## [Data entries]
[BEGIN]

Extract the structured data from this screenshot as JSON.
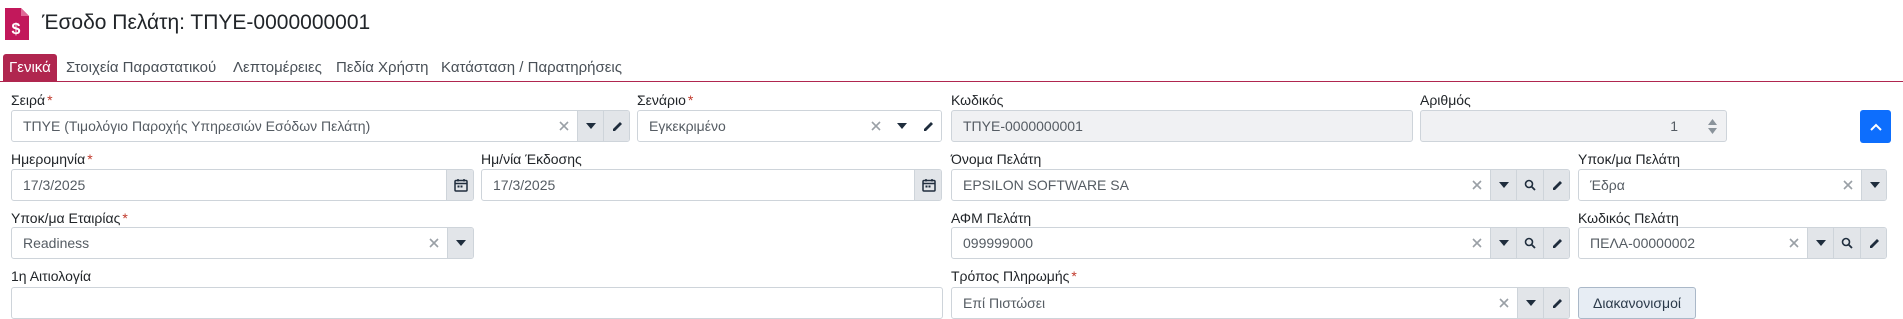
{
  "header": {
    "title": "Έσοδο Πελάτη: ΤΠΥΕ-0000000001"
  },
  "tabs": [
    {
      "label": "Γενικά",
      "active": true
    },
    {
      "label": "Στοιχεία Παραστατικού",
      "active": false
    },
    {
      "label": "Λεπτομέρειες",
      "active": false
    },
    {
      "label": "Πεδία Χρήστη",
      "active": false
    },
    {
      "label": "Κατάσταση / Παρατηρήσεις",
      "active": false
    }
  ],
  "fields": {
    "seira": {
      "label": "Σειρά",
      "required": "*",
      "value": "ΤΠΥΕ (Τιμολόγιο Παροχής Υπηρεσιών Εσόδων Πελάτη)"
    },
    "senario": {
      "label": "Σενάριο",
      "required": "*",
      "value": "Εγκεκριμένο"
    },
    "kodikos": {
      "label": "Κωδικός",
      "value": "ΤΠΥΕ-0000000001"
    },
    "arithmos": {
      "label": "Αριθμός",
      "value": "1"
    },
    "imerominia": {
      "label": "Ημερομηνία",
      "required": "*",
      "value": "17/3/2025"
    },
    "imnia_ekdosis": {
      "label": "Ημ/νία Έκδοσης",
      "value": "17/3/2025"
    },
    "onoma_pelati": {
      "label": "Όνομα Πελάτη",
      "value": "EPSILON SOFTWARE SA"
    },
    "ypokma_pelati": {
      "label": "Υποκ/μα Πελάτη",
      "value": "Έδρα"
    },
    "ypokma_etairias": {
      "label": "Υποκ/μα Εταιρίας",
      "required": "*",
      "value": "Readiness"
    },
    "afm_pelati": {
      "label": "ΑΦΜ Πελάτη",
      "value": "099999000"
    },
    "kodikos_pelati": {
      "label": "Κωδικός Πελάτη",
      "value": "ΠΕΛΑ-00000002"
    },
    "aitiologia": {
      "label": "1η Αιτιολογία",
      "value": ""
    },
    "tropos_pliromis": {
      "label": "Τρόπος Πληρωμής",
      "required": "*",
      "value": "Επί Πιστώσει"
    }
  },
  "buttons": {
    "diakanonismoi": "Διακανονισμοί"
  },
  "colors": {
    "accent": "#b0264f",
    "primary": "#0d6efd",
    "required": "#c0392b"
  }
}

[END]
[BEGIN]

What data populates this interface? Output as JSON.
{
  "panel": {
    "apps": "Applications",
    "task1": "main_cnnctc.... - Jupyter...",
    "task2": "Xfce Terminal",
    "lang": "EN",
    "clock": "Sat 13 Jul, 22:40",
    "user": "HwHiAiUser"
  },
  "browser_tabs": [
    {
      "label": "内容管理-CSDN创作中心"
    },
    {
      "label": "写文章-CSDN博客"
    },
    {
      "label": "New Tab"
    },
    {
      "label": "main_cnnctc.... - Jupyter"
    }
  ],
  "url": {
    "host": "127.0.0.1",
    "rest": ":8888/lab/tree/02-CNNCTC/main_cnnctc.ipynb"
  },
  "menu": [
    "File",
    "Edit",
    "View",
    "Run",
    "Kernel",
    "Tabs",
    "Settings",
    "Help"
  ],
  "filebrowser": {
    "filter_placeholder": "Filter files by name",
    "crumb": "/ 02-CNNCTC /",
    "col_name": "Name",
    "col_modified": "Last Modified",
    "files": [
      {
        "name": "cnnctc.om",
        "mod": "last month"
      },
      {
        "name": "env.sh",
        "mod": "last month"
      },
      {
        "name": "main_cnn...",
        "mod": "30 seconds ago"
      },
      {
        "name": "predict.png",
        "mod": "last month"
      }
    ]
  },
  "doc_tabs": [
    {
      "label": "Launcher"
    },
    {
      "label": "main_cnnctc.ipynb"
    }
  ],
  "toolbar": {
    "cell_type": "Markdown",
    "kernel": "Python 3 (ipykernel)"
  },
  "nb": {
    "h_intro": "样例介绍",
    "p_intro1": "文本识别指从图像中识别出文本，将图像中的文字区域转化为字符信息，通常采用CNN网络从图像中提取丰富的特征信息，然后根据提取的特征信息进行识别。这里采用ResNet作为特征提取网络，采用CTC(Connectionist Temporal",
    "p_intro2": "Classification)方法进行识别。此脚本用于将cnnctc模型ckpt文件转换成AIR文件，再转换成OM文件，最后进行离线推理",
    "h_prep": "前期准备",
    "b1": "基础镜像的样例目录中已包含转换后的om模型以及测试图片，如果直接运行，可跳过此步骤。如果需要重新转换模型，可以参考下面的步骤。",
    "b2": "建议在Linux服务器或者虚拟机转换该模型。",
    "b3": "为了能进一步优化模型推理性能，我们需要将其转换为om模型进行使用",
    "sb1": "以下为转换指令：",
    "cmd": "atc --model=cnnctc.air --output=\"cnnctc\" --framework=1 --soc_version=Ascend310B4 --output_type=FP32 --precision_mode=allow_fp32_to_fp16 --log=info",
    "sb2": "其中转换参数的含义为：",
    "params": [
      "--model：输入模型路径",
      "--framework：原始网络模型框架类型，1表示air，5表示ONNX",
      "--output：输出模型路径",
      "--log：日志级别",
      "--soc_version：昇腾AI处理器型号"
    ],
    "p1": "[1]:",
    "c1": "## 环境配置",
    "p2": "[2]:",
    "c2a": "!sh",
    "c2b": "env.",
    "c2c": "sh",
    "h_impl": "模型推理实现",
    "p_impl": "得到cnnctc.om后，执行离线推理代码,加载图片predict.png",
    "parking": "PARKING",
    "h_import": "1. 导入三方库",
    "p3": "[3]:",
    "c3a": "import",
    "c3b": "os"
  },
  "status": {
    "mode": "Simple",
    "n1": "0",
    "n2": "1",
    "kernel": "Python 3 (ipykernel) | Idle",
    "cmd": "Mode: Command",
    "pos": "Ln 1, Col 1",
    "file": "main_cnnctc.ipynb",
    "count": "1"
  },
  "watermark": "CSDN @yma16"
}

[END]

## [EXERCISE DESCRIPTION]
Gather every line from the entries above where the word "this" appears, and copy them.

## [FULL OUTPUT]
Extract the structured data from this screenshot as JSON.
What data populates this interface? Output as JSON.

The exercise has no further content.